Aim -
Start at the line containing "entry-line xyxy=(145,149,825,174)" and stop after the line containing "entry-group xyxy=(145,298,825,348)". Rewrite those lines with "entry-line" swapped for "text-row", changing nothing else.
— start Supplied data —
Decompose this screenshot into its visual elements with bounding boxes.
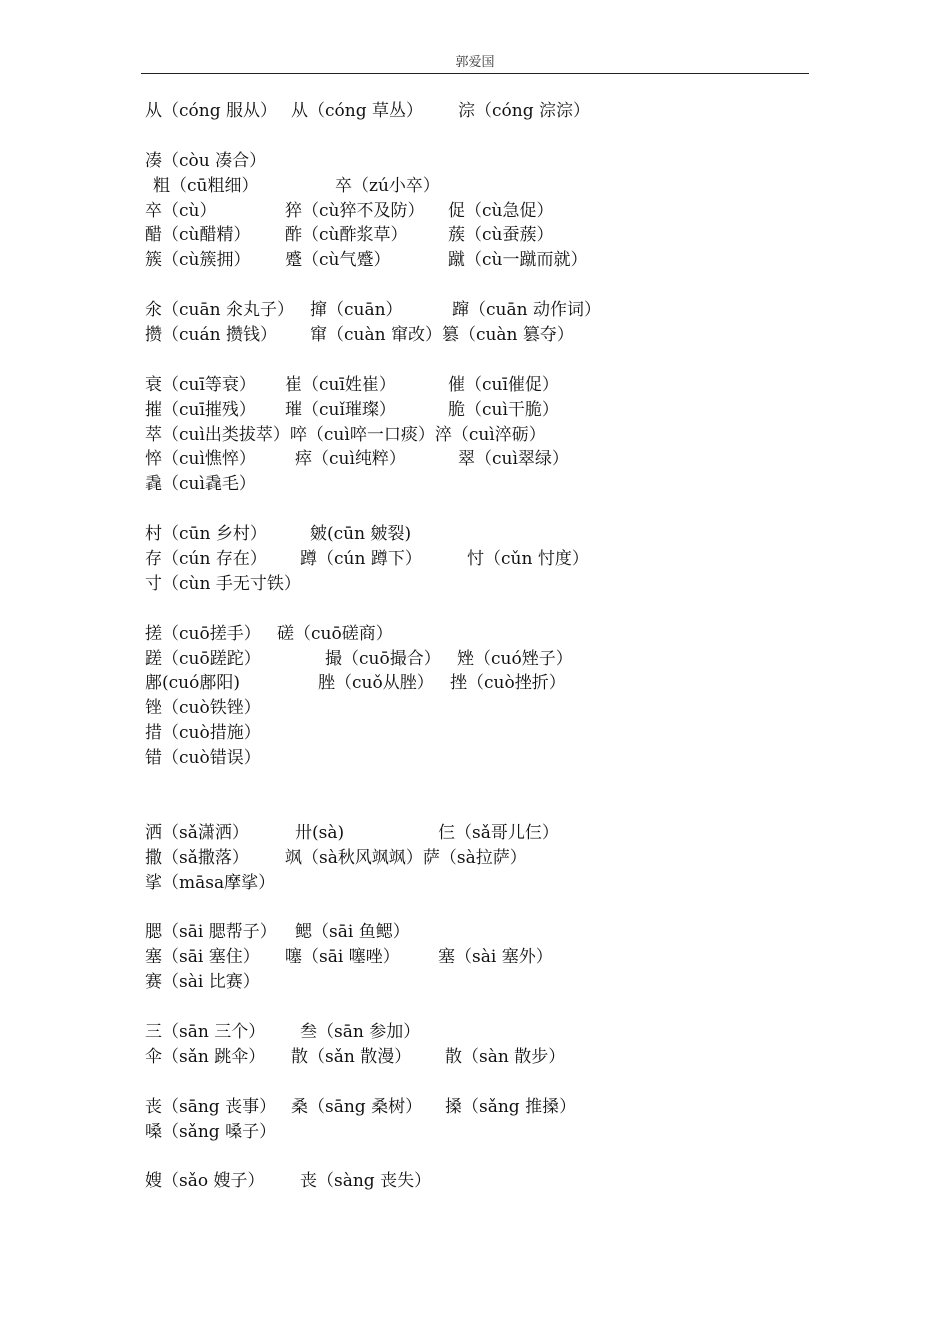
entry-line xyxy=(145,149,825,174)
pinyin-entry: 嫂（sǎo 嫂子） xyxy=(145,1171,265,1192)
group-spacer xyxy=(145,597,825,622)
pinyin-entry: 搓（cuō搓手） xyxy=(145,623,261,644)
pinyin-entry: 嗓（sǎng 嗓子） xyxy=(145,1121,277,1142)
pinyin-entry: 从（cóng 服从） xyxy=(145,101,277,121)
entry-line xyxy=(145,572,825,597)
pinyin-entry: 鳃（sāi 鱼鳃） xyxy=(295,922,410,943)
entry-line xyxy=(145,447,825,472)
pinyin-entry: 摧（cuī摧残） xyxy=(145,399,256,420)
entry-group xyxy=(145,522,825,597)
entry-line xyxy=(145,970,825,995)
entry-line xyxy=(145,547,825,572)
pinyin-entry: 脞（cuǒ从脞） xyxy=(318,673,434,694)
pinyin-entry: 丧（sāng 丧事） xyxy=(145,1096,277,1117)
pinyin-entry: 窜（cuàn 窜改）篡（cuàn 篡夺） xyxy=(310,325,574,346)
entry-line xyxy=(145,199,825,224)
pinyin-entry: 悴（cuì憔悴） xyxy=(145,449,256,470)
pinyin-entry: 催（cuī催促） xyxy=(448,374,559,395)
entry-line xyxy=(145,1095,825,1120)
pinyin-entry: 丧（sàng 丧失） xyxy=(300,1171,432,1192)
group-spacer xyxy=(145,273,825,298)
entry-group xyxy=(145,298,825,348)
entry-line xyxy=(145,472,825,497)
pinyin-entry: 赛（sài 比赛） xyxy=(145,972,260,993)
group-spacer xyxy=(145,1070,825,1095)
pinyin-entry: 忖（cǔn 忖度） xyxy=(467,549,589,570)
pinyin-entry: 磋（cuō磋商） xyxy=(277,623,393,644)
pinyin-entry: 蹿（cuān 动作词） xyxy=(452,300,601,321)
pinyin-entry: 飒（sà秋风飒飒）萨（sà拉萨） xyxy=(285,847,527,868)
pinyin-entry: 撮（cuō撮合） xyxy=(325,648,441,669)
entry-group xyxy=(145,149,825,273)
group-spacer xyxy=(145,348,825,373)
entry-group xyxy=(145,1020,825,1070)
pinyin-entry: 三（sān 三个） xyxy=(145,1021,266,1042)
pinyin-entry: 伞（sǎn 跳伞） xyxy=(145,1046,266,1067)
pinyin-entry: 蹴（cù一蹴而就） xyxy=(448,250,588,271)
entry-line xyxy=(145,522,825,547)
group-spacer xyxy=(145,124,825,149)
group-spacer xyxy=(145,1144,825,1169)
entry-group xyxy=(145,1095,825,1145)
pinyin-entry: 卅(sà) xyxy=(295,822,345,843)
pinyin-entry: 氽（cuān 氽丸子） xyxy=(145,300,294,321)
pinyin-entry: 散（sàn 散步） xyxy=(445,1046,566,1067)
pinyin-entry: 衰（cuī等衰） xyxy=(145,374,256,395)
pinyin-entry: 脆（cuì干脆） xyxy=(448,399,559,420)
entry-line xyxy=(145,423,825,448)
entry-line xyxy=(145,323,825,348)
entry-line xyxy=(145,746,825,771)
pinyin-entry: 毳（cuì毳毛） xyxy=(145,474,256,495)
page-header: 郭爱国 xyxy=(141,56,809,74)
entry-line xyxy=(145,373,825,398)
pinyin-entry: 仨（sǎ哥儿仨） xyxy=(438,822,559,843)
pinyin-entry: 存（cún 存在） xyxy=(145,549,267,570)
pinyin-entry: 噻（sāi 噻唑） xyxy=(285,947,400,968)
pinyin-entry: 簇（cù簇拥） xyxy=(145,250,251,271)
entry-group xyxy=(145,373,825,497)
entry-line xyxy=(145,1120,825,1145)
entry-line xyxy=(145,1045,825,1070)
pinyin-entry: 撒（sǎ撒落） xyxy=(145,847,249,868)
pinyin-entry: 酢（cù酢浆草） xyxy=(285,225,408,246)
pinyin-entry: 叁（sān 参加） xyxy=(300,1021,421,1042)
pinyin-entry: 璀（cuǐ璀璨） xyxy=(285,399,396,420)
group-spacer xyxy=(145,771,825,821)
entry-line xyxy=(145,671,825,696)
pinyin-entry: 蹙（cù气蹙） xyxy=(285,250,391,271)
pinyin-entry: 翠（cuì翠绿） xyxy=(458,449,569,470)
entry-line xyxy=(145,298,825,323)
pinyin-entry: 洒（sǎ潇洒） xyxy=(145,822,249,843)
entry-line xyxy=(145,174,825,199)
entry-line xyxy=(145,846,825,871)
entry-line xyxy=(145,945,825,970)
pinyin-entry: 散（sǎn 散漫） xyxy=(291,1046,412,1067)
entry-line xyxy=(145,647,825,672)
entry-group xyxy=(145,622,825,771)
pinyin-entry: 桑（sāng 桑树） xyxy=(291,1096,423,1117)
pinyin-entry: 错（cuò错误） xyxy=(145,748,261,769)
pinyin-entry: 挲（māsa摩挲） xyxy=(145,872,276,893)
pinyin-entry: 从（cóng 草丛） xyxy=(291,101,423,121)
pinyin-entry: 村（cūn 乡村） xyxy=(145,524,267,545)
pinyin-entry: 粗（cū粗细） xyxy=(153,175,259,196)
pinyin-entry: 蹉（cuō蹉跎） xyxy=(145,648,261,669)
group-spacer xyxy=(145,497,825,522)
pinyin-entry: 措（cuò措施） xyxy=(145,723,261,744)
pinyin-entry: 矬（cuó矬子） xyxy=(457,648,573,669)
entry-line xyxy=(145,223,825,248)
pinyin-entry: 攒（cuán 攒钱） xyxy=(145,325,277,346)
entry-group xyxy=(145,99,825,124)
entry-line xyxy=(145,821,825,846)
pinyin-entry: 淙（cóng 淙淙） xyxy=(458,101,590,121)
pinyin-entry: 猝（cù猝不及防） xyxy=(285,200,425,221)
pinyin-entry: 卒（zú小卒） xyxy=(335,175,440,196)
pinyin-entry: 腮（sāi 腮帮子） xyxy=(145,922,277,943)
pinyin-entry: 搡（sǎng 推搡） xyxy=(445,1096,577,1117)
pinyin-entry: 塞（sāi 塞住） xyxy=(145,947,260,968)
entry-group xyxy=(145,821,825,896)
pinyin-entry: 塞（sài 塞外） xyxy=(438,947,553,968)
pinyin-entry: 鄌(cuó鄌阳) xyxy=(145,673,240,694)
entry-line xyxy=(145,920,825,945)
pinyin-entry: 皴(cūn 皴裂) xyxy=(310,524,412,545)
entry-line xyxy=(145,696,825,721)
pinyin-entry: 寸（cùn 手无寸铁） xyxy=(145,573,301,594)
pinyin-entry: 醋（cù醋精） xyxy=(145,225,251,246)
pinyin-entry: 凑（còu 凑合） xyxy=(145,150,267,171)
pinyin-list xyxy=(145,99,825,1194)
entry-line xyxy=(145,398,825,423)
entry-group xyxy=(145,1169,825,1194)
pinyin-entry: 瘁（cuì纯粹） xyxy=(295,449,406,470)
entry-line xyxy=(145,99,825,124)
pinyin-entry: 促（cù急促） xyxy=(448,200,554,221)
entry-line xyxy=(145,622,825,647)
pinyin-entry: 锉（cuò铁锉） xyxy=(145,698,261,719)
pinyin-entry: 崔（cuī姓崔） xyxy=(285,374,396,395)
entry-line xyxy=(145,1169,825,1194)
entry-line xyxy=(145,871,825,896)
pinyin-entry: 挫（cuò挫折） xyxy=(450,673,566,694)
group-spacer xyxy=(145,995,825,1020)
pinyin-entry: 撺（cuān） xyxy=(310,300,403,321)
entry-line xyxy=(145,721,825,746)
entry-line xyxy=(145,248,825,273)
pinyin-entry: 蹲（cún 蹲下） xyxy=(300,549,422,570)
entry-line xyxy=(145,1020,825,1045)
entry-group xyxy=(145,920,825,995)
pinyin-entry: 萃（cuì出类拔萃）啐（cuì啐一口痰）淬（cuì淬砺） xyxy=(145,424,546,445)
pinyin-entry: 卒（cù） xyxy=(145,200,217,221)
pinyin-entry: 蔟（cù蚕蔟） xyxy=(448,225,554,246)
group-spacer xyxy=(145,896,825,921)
— end Supplied data —
Result for this exercise -
text-row xyxy=(145,149,825,174)
pinyin-entry: 嫂（sǎo 嫂子） xyxy=(145,1171,265,1192)
group-spacer xyxy=(145,597,825,622)
pinyin-entry: 搓（cuō搓手） xyxy=(145,623,261,644)
pinyin-entry: 嗓（sǎng 嗓子） xyxy=(145,1121,277,1142)
pinyin-entry: 从（cóng 服从） xyxy=(145,101,277,121)
text-row xyxy=(145,572,825,597)
pinyin-entry: 鳃（sāi 鱼鳃） xyxy=(295,922,410,943)
text-row xyxy=(145,447,825,472)
pinyin-entry: 摧（cuī摧残） xyxy=(145,399,256,420)
entry-group xyxy=(145,522,825,597)
text-row xyxy=(145,970,825,995)
text-row xyxy=(145,547,825,572)
pinyin-entry: 脞（cuǒ从脞） xyxy=(318,673,434,694)
pinyin-entry: 丧（sāng 丧事） xyxy=(145,1096,277,1117)
pinyin-entry: 窜（cuàn 窜改）篡（cuàn 篡夺） xyxy=(310,325,574,346)
text-row xyxy=(145,199,825,224)
pinyin-entry: 悴（cuì憔悴） xyxy=(145,449,256,470)
pinyin-entry: 催（cuī催促） xyxy=(448,374,559,395)
text-row xyxy=(145,1095,825,1120)
pinyin-entry: 丧（sàng 丧失） xyxy=(300,1171,432,1192)
group-spacer xyxy=(145,273,825,298)
entry-group xyxy=(145,298,825,348)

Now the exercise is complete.